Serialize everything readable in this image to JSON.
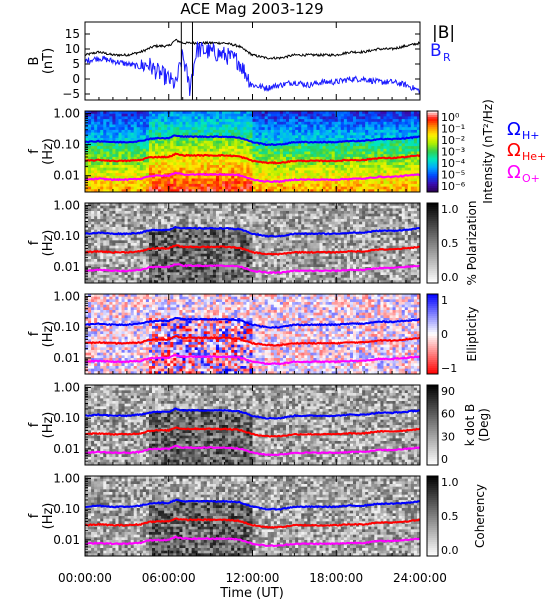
{
  "title": "ACE Mag 2003-129",
  "colors": {
    "btotal": "#000000",
    "br": "#1a1aff",
    "h_plus": "#0000ff",
    "he_plus": "#ff0000",
    "o_plus": "#ff00ff"
  },
  "legend": {
    "btotal_label": "|B|",
    "br_label": "B",
    "br_sub": "R",
    "h_label": "Ω",
    "h_sub": "H+",
    "he_label": "Ω",
    "he_sub": "He+",
    "o_label": "Ω",
    "o_sub": "O+"
  },
  "x_axis": {
    "title": "Time (UT)",
    "range_hours": [
      0,
      24
    ],
    "ticks": [
      {
        "value": 0,
        "label": "00:00:00"
      },
      {
        "value": 6,
        "label": "06:00:00"
      },
      {
        "value": 12,
        "label": "12:00:00"
      },
      {
        "value": 18,
        "label": "18:00:00"
      },
      {
        "value": 24,
        "label": "24:00:00"
      }
    ]
  },
  "freq_axis": {
    "label1": "f",
    "label2": "(Hz)",
    "range": [
      0.003,
      1.2
    ],
    "ticks": [
      {
        "value": 1.0,
        "label": "1.00"
      },
      {
        "value": 0.1,
        "label": "0.10"
      },
      {
        "value": 0.01,
        "label": "0.01"
      }
    ]
  },
  "chart_data": [
    {
      "type": "line",
      "panel": "field",
      "ylabel1": "B",
      "ylabel2": "(nT)",
      "ylim": [
        -7,
        19
      ],
      "yticks": [
        15,
        10,
        5,
        0,
        -5
      ],
      "series": [
        {
          "name": "|B|",
          "x": [
            0,
            1,
            2,
            3,
            4,
            4.5,
            5,
            6,
            6.5,
            7,
            8,
            9,
            10,
            11,
            12,
            13,
            14,
            15,
            16,
            17,
            18,
            19,
            20,
            21,
            22,
            23,
            24
          ],
          "y": [
            8,
            9,
            8,
            8,
            9,
            10,
            11,
            11,
            13,
            12,
            12,
            12,
            12,
            11,
            8,
            7,
            7,
            8,
            8,
            8,
            8,
            9,
            9,
            10,
            10,
            11,
            12
          ]
        },
        {
          "name": "B_R",
          "x": [
            0,
            1,
            2,
            3,
            4,
            4.5,
            5,
            6,
            6.5,
            7,
            7.5,
            8,
            9,
            10,
            11,
            12,
            13,
            14,
            15,
            16,
            17,
            18,
            19,
            20,
            21,
            22,
            23,
            24
          ],
          "y": [
            6,
            7,
            6,
            5,
            4,
            5,
            3,
            0,
            -2,
            8,
            -3,
            10,
            9,
            8,
            6,
            -2,
            -3,
            -2,
            -1,
            -2,
            -1,
            -1,
            0,
            0,
            -1,
            -1,
            -2,
            -4
          ]
        }
      ]
    },
    {
      "type": "heatmap",
      "panel": "intensity",
      "colorbar_label": "Intensity (nT²/Hz)",
      "colorbar_ticks": [
        "10⁰",
        "10⁻¹",
        "10⁻²",
        "10⁻³",
        "10⁻⁴",
        "10⁻⁵",
        "10⁻⁶"
      ],
      "colormap": [
        "#2a0052",
        "#3a0bb0",
        "#0048ff",
        "#00aaff",
        "#00e8c0",
        "#30d050",
        "#b0f000",
        "#fff000",
        "#ff9000",
        "#ff1000",
        "#ffffff"
      ],
      "series_names": [
        "ΩH+",
        "ΩHe+",
        "ΩO+"
      ]
    },
    {
      "type": "heatmap",
      "panel": "polarization",
      "colorbar_label": "% Polarization",
      "colorbar_ticks": [
        "1.0",
        "0.5",
        "0.0"
      ],
      "colormap": [
        "#ffffff",
        "#000000"
      ]
    },
    {
      "type": "heatmap",
      "panel": "ellipticity",
      "colorbar_label": "Ellipticity",
      "colorbar_ticks": [
        "1",
        "0",
        "−1"
      ],
      "colormap": [
        "#ff0000",
        "#ffffff",
        "#0000ff"
      ]
    },
    {
      "type": "heatmap",
      "panel": "kdotb",
      "colorbar_label": "k dot B",
      "colorbar_label2": "(Deg)",
      "colorbar_ticks": [
        "90",
        "60",
        "30",
        "0"
      ],
      "colormap": [
        "#ffffff",
        "#000000"
      ]
    },
    {
      "type": "heatmap",
      "panel": "coherency",
      "colorbar_label": "Coherency",
      "colorbar_ticks": [
        "1.0",
        "0.5",
        "0.0"
      ],
      "colormap": [
        "#ffffff",
        "#000000"
      ]
    }
  ],
  "gyro_freqs": {
    "x": [
      0,
      1,
      2,
      3,
      4,
      4.5,
      5,
      6,
      6.5,
      7,
      8,
      9,
      10,
      11,
      12,
      13,
      14,
      15,
      16,
      17,
      18,
      19,
      20,
      21,
      22,
      23,
      24
    ],
    "h_plus": [
      0.12,
      0.13,
      0.12,
      0.12,
      0.13,
      0.15,
      0.16,
      0.16,
      0.2,
      0.18,
      0.18,
      0.18,
      0.18,
      0.17,
      0.12,
      0.1,
      0.1,
      0.12,
      0.12,
      0.12,
      0.12,
      0.13,
      0.13,
      0.15,
      0.15,
      0.16,
      0.18
    ],
    "he_plus": [
      0.03,
      0.032,
      0.03,
      0.03,
      0.032,
      0.038,
      0.04,
      0.04,
      0.05,
      0.045,
      0.045,
      0.045,
      0.045,
      0.042,
      0.03,
      0.026,
      0.026,
      0.03,
      0.03,
      0.03,
      0.03,
      0.032,
      0.032,
      0.037,
      0.037,
      0.04,
      0.045
    ],
    "o_plus": [
      0.0075,
      0.008,
      0.0075,
      0.0075,
      0.008,
      0.0095,
      0.01,
      0.01,
      0.0125,
      0.011,
      0.011,
      0.011,
      0.011,
      0.0105,
      0.0075,
      0.0065,
      0.0065,
      0.0075,
      0.0075,
      0.0075,
      0.0075,
      0.008,
      0.008,
      0.0092,
      0.0092,
      0.01,
      0.011
    ]
  }
}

══════════════════════════════

[What you have to do] Go through the records above and copy every line with the word "value".

[Expected answer]
        "value": 0,
        "value": 6,
        "value": 12,
        "value": 18,
        "value": 24,
        "value": 1.0,
        "value": 0.1,
        "value": 0.01,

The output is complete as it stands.